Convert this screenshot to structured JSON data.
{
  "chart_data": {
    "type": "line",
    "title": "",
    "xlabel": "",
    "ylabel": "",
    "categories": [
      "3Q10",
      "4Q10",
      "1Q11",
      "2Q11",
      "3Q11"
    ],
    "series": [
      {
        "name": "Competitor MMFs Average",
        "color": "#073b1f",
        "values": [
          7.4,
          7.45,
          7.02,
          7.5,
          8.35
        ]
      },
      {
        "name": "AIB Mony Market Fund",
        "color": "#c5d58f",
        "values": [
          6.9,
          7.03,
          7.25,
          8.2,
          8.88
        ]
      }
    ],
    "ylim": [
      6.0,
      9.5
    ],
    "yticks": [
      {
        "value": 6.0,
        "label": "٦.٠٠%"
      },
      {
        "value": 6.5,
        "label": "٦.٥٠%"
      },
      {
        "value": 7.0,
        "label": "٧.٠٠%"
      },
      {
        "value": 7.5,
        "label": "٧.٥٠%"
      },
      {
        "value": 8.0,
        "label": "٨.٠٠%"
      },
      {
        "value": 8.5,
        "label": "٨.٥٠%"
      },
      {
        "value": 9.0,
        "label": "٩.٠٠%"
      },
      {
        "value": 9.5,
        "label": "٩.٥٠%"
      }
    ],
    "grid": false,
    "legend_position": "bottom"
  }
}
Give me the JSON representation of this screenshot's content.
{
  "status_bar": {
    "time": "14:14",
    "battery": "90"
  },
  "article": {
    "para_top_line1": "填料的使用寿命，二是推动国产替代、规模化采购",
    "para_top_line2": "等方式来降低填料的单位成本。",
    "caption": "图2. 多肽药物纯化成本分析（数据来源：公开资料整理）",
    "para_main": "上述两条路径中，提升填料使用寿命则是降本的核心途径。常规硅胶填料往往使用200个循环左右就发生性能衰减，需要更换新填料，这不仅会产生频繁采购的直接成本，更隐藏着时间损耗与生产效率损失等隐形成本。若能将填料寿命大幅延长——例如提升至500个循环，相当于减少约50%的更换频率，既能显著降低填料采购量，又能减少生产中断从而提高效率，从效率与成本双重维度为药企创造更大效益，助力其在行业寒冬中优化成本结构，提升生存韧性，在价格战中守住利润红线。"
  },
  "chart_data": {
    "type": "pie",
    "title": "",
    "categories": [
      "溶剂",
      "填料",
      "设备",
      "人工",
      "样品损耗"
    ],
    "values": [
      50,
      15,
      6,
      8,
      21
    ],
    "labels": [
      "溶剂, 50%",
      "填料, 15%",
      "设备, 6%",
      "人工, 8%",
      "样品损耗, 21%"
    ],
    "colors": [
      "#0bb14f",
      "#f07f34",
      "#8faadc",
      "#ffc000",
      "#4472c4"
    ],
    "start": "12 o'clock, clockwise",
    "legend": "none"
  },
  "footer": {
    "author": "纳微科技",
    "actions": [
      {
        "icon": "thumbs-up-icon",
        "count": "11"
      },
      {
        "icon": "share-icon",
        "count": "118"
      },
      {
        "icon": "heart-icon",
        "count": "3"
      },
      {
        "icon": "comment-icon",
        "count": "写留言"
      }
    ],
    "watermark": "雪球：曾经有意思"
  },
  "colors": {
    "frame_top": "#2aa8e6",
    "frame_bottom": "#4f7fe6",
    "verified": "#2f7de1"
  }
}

THE EXERCISE: Sift through the entries and copy every line with "icon".

SOLUTION BELOW:
        "icon": "thumbs-up-icon",
        "icon": "share-icon",
        "icon": "heart-icon",
        "icon": "comment-icon",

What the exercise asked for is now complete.